Repeat exactly the lines from the line containing "Read this page and output its text content." to the last line of the listing, including both.
**** DATA SHOWN ****
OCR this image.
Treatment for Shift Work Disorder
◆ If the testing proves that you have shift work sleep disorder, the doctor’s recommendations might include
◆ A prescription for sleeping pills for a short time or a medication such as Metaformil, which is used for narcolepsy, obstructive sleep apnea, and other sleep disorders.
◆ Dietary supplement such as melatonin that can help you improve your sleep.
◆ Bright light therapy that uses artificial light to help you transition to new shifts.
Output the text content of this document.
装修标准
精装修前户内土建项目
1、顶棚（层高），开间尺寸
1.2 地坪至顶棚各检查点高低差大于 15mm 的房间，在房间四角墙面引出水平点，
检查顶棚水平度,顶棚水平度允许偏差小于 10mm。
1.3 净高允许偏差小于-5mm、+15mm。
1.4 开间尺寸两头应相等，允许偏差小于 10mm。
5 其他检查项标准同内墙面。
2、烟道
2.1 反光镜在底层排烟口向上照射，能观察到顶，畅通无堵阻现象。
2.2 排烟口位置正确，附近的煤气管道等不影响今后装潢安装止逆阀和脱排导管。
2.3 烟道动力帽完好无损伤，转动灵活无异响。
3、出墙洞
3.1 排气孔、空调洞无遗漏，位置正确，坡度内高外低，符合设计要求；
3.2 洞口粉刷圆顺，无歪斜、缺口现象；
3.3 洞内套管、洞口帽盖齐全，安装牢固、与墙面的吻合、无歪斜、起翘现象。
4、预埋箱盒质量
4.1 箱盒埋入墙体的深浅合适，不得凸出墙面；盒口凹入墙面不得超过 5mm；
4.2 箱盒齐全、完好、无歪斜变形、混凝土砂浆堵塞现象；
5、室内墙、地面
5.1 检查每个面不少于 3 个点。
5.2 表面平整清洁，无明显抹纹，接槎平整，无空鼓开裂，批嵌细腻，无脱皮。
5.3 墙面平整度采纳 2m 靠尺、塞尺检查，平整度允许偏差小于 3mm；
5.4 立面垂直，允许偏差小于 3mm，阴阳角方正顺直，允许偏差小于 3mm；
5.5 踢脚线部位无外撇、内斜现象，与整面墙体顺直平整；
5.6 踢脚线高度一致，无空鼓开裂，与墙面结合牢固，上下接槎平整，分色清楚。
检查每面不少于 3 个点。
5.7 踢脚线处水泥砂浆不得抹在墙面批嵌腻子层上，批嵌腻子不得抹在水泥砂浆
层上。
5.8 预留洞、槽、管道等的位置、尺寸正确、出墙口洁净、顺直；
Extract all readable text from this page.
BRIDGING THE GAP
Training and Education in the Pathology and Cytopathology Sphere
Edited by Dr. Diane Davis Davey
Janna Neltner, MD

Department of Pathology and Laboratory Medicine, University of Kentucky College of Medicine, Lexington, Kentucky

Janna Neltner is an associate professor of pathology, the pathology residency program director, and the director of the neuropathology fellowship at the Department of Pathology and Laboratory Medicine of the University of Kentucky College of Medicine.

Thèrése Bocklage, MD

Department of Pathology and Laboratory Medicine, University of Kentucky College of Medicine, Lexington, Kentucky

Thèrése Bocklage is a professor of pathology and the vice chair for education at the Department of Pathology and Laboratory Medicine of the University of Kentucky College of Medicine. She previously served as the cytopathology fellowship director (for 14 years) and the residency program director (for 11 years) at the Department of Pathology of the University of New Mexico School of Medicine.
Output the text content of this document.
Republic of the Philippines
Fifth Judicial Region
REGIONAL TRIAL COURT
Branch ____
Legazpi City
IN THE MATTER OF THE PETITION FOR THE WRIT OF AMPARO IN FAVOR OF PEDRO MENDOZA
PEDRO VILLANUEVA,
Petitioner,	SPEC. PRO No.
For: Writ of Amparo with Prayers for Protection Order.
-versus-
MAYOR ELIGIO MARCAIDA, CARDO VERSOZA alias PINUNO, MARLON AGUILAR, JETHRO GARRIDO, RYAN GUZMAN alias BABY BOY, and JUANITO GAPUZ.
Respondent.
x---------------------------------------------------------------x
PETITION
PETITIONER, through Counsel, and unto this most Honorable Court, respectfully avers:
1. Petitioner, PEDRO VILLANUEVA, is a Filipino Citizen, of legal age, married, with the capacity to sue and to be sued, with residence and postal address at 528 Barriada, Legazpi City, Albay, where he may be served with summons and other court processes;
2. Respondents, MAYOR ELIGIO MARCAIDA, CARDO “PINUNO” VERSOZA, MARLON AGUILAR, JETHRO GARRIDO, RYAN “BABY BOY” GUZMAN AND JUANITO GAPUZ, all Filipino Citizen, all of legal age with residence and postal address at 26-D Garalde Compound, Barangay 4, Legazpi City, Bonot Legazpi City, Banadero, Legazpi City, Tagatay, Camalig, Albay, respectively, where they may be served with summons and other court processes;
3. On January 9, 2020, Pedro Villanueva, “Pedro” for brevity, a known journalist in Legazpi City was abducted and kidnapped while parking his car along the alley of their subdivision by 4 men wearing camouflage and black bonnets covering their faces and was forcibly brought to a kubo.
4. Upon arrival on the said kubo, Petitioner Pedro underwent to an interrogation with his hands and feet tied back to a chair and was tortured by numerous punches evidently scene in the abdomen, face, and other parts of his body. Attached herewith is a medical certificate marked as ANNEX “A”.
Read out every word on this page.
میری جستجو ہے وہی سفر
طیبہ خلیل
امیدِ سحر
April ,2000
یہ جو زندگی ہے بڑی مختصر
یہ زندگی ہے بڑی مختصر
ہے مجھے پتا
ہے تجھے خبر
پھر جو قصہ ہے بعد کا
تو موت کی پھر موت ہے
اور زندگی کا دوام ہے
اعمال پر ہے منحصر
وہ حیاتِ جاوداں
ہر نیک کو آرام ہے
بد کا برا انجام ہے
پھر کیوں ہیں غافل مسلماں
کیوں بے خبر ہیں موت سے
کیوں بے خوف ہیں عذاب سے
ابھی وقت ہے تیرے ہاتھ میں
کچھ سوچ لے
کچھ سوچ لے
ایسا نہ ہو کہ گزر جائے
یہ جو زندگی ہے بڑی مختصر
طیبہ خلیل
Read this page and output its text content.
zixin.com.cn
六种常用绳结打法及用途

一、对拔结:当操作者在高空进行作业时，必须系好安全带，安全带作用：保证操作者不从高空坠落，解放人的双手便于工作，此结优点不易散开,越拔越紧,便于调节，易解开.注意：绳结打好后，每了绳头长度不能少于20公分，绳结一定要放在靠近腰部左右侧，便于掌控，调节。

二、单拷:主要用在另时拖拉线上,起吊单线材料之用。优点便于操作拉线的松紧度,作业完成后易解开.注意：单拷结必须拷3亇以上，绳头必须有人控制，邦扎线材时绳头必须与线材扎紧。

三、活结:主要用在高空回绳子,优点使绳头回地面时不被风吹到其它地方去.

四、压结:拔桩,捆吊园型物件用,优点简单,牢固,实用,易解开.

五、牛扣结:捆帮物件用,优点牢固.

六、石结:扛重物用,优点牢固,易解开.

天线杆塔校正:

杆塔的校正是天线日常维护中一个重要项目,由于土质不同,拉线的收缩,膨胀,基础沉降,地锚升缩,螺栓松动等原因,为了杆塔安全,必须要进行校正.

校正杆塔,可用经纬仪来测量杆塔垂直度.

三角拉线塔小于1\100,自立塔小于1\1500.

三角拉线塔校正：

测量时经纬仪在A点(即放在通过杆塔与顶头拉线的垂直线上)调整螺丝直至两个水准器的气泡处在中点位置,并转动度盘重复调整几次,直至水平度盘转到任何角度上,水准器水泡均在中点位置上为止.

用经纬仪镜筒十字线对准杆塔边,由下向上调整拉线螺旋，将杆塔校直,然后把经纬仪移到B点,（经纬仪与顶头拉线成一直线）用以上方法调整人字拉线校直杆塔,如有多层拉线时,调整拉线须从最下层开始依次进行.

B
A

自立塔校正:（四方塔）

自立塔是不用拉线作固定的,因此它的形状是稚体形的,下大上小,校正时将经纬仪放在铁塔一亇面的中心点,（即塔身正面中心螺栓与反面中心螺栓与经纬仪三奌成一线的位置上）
****
(SOLUTION FOR THIS TASK):
Read this page and output its text content.
zixin.com.cn
六种常用绳结打法及用途

一、对拔结:当操作者在高空进行作业时，必须系好安全带，安全带作用：保证操作者不从高空坠落，解放人的双手便于工作，此结优点不易散开,越拔越紧,便于调节，易解开.注意：绳结打好后，每了绳头长度不能少于20公分，绳结一定要放在靠近腰部左右侧，便于掌控，调节。

二、单拷:主要用在另时拖拉线上,起吊单线材料之用。优点便于操作拉线的松紧度,作业完成后易解开.注意：单拷结必须拷3亇以上，绳头必须有人控制，邦扎线材时绳头必须与线材扎紧。

三、活结:主要用在高空回绳子,优点使绳头回地面时不被风吹到其它地方去.

四、压结:拔桩,捆吊园型物件用,优点简单,牢固,实用,易解开.

五、牛扣结:捆帮物件用,优点牢固.

六、石结:扛重物用,优点牢固,易解开.

天线杆塔校正:

杆塔的校正是天线日常维护中一个重要项目,由于土质不同,拉线的收缩,膨胀,基础沉降,地锚升缩,螺栓松动等原因,为了杆塔安全,必须要进行校正.

校正杆塔,可用经纬仪来测量杆塔垂直度.

三角拉线塔小于1\100,自立塔小于1\1500.

三角拉线塔校正：

测量时经纬仪在A点(即放在通过杆塔与顶头拉线的垂直线上)调整螺丝直至两个水准器的气泡处在中点位置,并转动度盘重复调整几次,直至水平度盘转到任何角度上,水准器水泡均在中点位置上为止.

用经纬仪镜筒十字线对准杆塔边,由下向上调整拉线螺旋，将杆塔校直,然后把经纬仪移到B点,（经纬仪与顶头拉线成一直线）用以上方法调整人字拉线校直杆塔,如有多层拉线时,调整拉线须从最下层开始依次进行.

B
A

自立塔校正:（四方塔）

自立塔是不用拉线作固定的,因此它的形状是稚体形的,下大上小,校正时将经纬仪放在铁塔一亇面的中心点,（即塔身正面中心螺栓与反面中心螺栓与经纬仪三奌成一线的位置上）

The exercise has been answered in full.